Kompas, Kamis, 28 Oktober 2010 | 03:52 WIB
Asvi Warman Adam
Jarang disebut bahwa Kongres Pemuda II tahun 1928 yang melahirkan Sumpah Pemuda dipimpin oleh Soegondo Djojopoespito yang berasal dari kalangan Taman Siswa. Soegondo lahir 22 Februari 1905 di Tuban, Jawa Timur.Jika Soekarno pernah tinggal di rumah HOS Tjokroaminoto di Surabaya dan menganggap tokoh itu sebagai guru politiknya, maka Soegondo ketika bersekolah di AMS Yogyakarta pernah mondok di rumah Surjadi Surjaningrat (Ki Hajar Dewantara). Maka, jadilah Soegondo seorang praktisi dan kemudian tokoh pendidikan. Ia memimpin lembaga pendidikan Taman Siswa di Bandung tahun 1932. Menikah dengan Suwarsih pada tahun yang sama dan bersama-sama mendirikan sekolah Loka Siswa di Bogor. Selanjutnya ia mengajar di Taman Siswa Semarang dan tahun 1940 di Taman Siswa Jakarta. Tahun 1941 ia dipercaya menjadi Direktur Antara.

Rekaman hasil ekstraksi

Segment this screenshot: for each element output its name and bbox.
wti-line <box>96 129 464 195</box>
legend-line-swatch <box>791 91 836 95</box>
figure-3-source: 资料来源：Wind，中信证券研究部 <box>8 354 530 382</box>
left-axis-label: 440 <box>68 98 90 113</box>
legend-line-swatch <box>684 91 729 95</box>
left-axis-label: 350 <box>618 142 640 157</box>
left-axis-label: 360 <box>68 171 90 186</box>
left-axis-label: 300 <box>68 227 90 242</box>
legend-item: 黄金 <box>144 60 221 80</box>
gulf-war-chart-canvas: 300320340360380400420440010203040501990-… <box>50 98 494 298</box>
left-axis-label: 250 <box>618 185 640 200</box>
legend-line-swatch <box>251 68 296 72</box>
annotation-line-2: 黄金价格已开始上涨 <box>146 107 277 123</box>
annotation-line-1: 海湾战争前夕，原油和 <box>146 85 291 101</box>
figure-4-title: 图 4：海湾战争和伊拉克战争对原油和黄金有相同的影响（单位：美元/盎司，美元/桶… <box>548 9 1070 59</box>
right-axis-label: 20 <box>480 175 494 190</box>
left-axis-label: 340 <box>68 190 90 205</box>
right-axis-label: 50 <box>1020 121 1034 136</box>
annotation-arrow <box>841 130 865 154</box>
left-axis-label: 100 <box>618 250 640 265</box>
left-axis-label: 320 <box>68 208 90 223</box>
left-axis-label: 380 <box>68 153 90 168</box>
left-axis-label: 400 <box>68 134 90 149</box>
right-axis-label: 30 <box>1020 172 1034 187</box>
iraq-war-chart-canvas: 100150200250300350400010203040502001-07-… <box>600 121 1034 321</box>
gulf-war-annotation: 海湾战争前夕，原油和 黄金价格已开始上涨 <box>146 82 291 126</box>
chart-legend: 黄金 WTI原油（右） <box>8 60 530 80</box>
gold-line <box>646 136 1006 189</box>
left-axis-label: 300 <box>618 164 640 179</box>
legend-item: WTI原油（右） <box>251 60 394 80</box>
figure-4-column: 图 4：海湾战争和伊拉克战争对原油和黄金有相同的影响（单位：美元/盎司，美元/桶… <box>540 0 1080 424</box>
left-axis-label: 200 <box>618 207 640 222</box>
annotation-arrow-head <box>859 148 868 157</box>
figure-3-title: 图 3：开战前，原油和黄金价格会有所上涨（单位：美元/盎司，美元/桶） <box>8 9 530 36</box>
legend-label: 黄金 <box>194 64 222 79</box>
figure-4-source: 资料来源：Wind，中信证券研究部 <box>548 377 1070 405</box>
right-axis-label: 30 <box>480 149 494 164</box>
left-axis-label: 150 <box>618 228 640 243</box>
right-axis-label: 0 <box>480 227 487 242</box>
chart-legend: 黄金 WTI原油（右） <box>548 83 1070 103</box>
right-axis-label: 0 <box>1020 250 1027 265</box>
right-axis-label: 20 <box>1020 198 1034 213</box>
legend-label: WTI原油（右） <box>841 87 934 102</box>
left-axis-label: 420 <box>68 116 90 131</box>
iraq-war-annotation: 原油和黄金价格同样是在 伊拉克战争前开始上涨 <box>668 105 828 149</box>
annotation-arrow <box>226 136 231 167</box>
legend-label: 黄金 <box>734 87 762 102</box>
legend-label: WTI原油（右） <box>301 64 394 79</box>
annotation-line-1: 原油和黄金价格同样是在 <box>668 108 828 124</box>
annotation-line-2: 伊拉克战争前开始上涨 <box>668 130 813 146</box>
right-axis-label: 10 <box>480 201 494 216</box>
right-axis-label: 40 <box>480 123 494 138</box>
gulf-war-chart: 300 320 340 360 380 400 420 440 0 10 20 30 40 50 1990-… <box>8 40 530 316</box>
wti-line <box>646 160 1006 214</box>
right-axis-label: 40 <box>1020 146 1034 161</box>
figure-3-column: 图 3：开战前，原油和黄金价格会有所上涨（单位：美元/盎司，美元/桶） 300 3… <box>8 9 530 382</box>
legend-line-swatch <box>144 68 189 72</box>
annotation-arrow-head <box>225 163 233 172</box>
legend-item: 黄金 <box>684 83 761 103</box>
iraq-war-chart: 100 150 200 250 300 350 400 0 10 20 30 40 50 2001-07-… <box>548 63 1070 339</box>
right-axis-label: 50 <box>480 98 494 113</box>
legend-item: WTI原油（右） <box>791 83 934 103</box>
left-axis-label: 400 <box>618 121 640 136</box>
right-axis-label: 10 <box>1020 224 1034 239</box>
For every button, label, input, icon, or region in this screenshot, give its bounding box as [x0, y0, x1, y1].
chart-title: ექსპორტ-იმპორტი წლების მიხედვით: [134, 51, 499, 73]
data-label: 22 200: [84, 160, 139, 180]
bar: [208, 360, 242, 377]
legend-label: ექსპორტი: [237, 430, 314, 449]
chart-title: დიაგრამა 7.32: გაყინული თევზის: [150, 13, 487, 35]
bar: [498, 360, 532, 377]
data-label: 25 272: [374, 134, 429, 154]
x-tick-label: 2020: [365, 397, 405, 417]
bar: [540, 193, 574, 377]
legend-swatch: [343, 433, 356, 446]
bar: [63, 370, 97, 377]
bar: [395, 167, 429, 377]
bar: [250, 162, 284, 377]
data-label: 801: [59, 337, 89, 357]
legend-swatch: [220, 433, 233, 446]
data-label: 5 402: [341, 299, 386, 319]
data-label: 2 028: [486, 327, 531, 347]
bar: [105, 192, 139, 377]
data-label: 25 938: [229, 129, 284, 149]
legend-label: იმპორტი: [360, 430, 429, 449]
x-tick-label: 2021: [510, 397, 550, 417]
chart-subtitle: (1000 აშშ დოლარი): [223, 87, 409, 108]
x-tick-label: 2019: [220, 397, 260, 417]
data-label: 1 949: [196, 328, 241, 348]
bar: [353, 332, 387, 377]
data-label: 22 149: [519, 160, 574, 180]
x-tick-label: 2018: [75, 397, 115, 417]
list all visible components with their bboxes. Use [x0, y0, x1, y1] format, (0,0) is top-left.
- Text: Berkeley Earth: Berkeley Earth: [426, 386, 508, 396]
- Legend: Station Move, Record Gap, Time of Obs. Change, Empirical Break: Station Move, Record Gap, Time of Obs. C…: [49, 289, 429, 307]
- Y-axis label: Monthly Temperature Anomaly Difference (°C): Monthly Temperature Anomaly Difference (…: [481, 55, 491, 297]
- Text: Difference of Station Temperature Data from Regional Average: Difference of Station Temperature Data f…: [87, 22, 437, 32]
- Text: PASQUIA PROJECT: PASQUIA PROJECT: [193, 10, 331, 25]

Petunjuk Tugas
• 1. Salin tanpa perubahan sebagian teks tentang Soegondo: mulailah pada kata-kata yang memuat "Kompas, Kamis, 28" dan berhentilah setelah "menjadi Direktur Antara.".
• 2. Menurut teks tentang Soegondo, di kota mana ia memimpin lembaga pendidikan Taman Siswa pada tahun 1932?

Kumpulan Jawaban
• 1.
Kompas, Kamis, 28 Oktober 2010 | 03:52 WIB
Asvi Warman Adam
Jarang disebut bahwa Kongres Pemuda II tahun 1928 yang melahirkan Sumpah Pemuda dipimpin oleh Soegondo Djojopoespito yang berasal dari kalangan Taman Siswa. Soegondo lahir 22 Februari 1905 di Tuban, Jawa Timur.Jika Soekarno pernah tinggal di rumah HOS Tjokroaminoto di Surabaya dan menganggap tokoh itu sebagai guru politiknya, maka Soegondo ketika bersekolah di AMS Yogyakarta pernah mondok di rumah Surjadi Surjaningrat (Ki Hajar Dewantara). Maka, jadilah Soegondo seorang praktisi dan kemudian tokoh pendidikan. Ia memimpin lembaga pendidikan Taman Siswa di Bandung tahun 1932. Menikah dengan Suwarsih pada tahun yang sama dan bersama-sama mendirikan sekolah Loka Siswa di Bogor. Selanjutnya ia mengajar di Taman Siswa Semarang dan tahun 1940 di Taman Siswa Jakarta. Tahun 1941 ia dipercaya menjadi Direktur Antara.

• 2. Bandung.